Job: Transcribe the records that follow, preserving every word.

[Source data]
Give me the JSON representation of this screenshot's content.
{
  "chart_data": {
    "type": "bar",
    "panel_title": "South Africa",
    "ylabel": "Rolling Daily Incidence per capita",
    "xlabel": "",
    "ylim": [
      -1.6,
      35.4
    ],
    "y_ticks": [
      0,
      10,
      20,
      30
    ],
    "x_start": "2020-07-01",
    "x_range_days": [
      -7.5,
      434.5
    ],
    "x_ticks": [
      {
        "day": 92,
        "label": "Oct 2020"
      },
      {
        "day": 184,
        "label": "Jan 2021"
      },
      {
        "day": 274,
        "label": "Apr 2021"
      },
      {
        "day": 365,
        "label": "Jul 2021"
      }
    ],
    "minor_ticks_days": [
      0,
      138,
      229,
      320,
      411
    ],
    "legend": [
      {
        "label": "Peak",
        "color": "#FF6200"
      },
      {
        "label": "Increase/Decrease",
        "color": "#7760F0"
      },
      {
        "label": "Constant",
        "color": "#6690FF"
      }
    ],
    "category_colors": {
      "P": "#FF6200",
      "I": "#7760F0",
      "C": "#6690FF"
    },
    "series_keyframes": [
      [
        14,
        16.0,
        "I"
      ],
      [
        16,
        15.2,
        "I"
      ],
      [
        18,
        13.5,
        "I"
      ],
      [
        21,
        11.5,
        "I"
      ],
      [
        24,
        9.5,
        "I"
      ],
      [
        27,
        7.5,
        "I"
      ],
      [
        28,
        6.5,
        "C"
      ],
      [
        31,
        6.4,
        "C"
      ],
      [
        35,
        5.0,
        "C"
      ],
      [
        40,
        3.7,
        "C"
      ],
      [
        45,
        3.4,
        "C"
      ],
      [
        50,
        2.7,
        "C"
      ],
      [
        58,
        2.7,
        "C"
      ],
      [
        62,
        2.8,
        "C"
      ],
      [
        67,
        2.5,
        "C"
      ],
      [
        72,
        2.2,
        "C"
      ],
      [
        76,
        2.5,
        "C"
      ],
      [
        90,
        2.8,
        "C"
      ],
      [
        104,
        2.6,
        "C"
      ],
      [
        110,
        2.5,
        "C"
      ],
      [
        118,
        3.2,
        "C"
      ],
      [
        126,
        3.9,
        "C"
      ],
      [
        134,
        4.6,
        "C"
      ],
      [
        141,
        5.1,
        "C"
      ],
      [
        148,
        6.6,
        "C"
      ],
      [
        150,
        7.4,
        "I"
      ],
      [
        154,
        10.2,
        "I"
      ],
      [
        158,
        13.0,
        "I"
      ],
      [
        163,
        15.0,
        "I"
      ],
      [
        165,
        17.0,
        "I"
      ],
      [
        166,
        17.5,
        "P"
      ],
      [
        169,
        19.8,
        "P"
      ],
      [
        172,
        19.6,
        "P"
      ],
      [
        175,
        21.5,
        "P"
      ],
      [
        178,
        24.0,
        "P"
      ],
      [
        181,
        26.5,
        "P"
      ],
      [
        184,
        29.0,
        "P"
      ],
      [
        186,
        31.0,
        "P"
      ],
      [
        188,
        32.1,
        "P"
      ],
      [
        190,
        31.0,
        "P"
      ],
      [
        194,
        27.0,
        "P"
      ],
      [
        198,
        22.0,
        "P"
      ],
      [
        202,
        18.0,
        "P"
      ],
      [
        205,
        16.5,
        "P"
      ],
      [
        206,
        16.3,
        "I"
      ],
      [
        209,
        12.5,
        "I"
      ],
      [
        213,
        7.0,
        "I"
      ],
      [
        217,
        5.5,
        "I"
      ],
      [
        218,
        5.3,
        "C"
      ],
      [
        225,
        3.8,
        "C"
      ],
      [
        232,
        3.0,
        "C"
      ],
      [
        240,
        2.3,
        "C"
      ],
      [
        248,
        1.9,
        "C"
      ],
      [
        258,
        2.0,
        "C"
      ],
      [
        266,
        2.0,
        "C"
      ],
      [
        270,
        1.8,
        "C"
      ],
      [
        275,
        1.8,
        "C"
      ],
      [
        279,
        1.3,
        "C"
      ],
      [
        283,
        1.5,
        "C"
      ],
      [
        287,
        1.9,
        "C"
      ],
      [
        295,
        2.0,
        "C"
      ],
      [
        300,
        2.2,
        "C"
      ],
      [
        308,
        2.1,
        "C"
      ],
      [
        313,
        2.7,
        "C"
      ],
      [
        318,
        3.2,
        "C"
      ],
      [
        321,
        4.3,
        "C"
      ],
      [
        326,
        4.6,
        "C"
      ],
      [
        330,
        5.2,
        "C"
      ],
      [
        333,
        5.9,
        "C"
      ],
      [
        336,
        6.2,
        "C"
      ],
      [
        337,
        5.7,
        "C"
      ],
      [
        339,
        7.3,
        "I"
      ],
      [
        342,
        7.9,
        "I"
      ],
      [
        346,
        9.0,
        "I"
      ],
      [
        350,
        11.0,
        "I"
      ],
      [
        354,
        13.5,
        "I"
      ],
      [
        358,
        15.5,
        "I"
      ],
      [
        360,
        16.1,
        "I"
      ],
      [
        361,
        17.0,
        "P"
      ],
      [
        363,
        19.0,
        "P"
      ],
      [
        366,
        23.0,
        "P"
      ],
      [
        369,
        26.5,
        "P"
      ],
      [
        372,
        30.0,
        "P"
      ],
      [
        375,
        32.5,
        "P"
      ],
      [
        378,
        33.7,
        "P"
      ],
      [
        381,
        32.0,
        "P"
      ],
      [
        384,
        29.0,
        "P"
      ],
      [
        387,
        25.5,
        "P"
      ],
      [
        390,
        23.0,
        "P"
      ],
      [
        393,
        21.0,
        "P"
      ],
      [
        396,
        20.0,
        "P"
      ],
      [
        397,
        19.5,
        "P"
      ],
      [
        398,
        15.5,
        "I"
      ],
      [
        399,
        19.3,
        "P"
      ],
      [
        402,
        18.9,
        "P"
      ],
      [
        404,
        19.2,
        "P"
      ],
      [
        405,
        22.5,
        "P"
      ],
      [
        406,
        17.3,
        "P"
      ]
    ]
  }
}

Written response:
Give me the JSON representation of this screenshot's content.
{
  "chart_data": {
    "type": "bar",
    "panel_title": "South Africa",
    "ylabel": "Rolling Daily Incidence per capita",
    "xlabel": "",
    "ylim": [
      -1.6,
      35.4
    ],
    "y_ticks": [
      0,
      10,
      20,
      30
    ],
    "x_start": "2020-07-01",
    "x_range_days": [
      -7.5,
      434.5
    ],
    "x_ticks": [
      {
        "day": 92,
        "label": "Oct 2020"
      },
      {
        "day": 184,
        "label": "Jan 2021"
      },
      {
        "day": 274,
        "label": "Apr 2021"
      },
      {
        "day": 365,
        "label": "Jul 2021"
      }
    ],
    "minor_ticks_days": [
      0,
      138,
      229,
      320,
      411
    ],
    "legend": [
      {
        "label": "Peak",
        "color": "#FF6200"
      },
      {
        "label": "Increase/Decrease",
        "color": "#7760F0"
      },
      {
        "label": "Constant",
        "color": "#6690FF"
      }
    ],
    "category_colors": {
      "P": "#FF6200",
      "I": "#7760F0",
      "C": "#6690FF"
    },
    "series_keyframes": [
      [
        14,
        16.0,
        "I"
      ],
      [
        16,
        15.2,
        "I"
      ],
      [
        18,
        13.5,
        "I"
      ],
      [
        21,
        11.5,
        "I"
      ],
      [
        24,
        9.5,
        "I"
      ],
      [
        27,
        7.5,
        "I"
      ],
      [
        28,
        6.5,
        "C"
      ],
      [
        31,
        6.4,
        "C"
      ],
      [
        35,
        5.0,
        "C"
      ],
      [
        40,
        3.7,
        "C"
      ],
      [
        45,
        3.4,
        "C"
      ],
      [
        50,
        2.7,
        "C"
      ],
      [
        58,
        2.7,
        "C"
      ],
      [
        62,
        2.8,
        "C"
      ],
      [
        67,
        2.5,
        "C"
      ],
      [
        72,
        2.2,
        "C"
      ],
      [
        76,
        2.5,
        "C"
      ],
      [
        90,
        2.8,
        "C"
      ],
      [
        104,
        2.6,
        "C"
      ],
      [
        110,
        2.5,
        "C"
      ],
      [
        118,
        3.2,
        "C"
      ],
      [
        126,
        3.9,
        "C"
      ],
      [
        134,
        4.6,
        "C"
      ],
      [
        141,
        5.1,
        "C"
      ],
      [
        148,
        6.6,
        "C"
      ],
      [
        150,
        7.4,
        "I"
      ],
      [
        154,
        10.2,
        "I"
      ],
      [
        158,
        13.0,
        "I"
      ],
      [
        163,
        15.0,
        "I"
      ],
      [
        165,
        17.0,
        "I"
      ],
      [
        166,
        17.5,
        "P"
      ],
      [
        169,
        19.8,
        "P"
      ],
      [
        172,
        19.6,
        "P"
      ],
      [
        175,
        21.5,
        "P"
      ],
      [
        178,
        24.0,
        "P"
      ],
      [
        181,
        26.5,
        "P"
      ],
      [
        184,
        29.0,
        "P"
      ],
      [
        186,
        31.0,
        "P"
      ],
      [
        188,
        32.1,
        "P"
      ],
      [
        190,
        31.0,
        "P"
      ],
      [
        194,
        27.0,
        "P"
      ],
      [
        198,
        22.0,
        "P"
      ],
      [
        202,
        18.0,
        "P"
      ],
      [
        205,
        16.5,
        "P"
      ],
      [
        206,
        16.3,
        "I"
      ],
      [
        209,
        12.5,
        "I"
      ],
      [
        213,
        7.0,
        "I"
      ],
      [
        217,
        5.5,
        "I"
      ],
      [
        218,
        5.3,
        "C"
      ],
      [
        225,
        3.8,
        "C"
      ],
      [
        232,
        3.0,
        "C"
      ],
      [
        240,
        2.3,
        "C"
      ],
      [
        248,
        1.9,
        "C"
      ],
      [
        258,
        2.0,
        "C"
      ],
      [
        266,
        2.0,
        "C"
      ],
      [
        270,
        1.8,
        "C"
      ],
      [
        275,
        1.8,
        "C"
      ],
      [
        279,
        1.3,
        "C"
      ],
      [
        283,
        1.5,
        "C"
      ],
      [
        287,
        1.9,
        "C"
      ],
      [
        295,
        2.0,
        "C"
      ],
      [
        300,
        2.2,
        "C"
      ],
      [
        308,
        2.1,
        "C"
      ],
      [
        313,
        2.7,
        "C"
      ],
      [
        318,
        3.2,
        "C"
      ],
      [
        321,
        4.3,
        "C"
      ],
      [
        326,
        4.6,
        "C"
      ],
      [
        330,
        5.2,
        "C"
      ],
      [
        333,
        5.9,
        "C"
      ],
      [
        336,
        6.2,
        "C"
      ],
      [
        337,
        5.7,
        "C"
      ],
      [
        339,
        7.3,
        "I"
      ],
      [
        342,
        7.9,
        "I"
      ],
      [
        346,
        9.0,
        "I"
      ],
      [
        350,
        11.0,
        "I"
      ],
      [
        354,
        13.5,
        "I"
      ],
      [
        358,
        15.5,
        "I"
      ],
      [
        360,
        16.1,
        "I"
      ],
      [
        361,
        17.0,
        "P"
      ],
      [
        363,
        19.0,
        "P"
      ],
      [
        366,
        23.0,
        "P"
      ],
      [
        369,
        26.5,
        "P"
      ],
      [
        372,
        30.0,
        "P"
      ],
      [
        375,
        32.5,
        "P"
      ],
      [
        378,
        33.7,
        "P"
      ],
      [
        381,
        32.0,
        "P"
      ],
      [
        384,
        29.0,
        "P"
      ],
      [
        387,
        25.5,
        "P"
      ],
      [
        390,
        23.0,
        "P"
      ],
      [
        393,
        21.0,
        "P"
      ],
      [
        396,
        20.0,
        "P"
      ],
      [
        397,
        19.5,
        "P"
      ],
      [
        398,
        15.5,
        "I"
      ],
      [
        399,
        19.3,
        "P"
      ],
      [
        402,
        18.9,
        "P"
      ],
      [
        404,
        19.2,
        "P"
      ],
      [
        405,
        22.5,
        "P"
      ],
      [
        406,
        17.3,
        "P"
      ]
    ]
  }
}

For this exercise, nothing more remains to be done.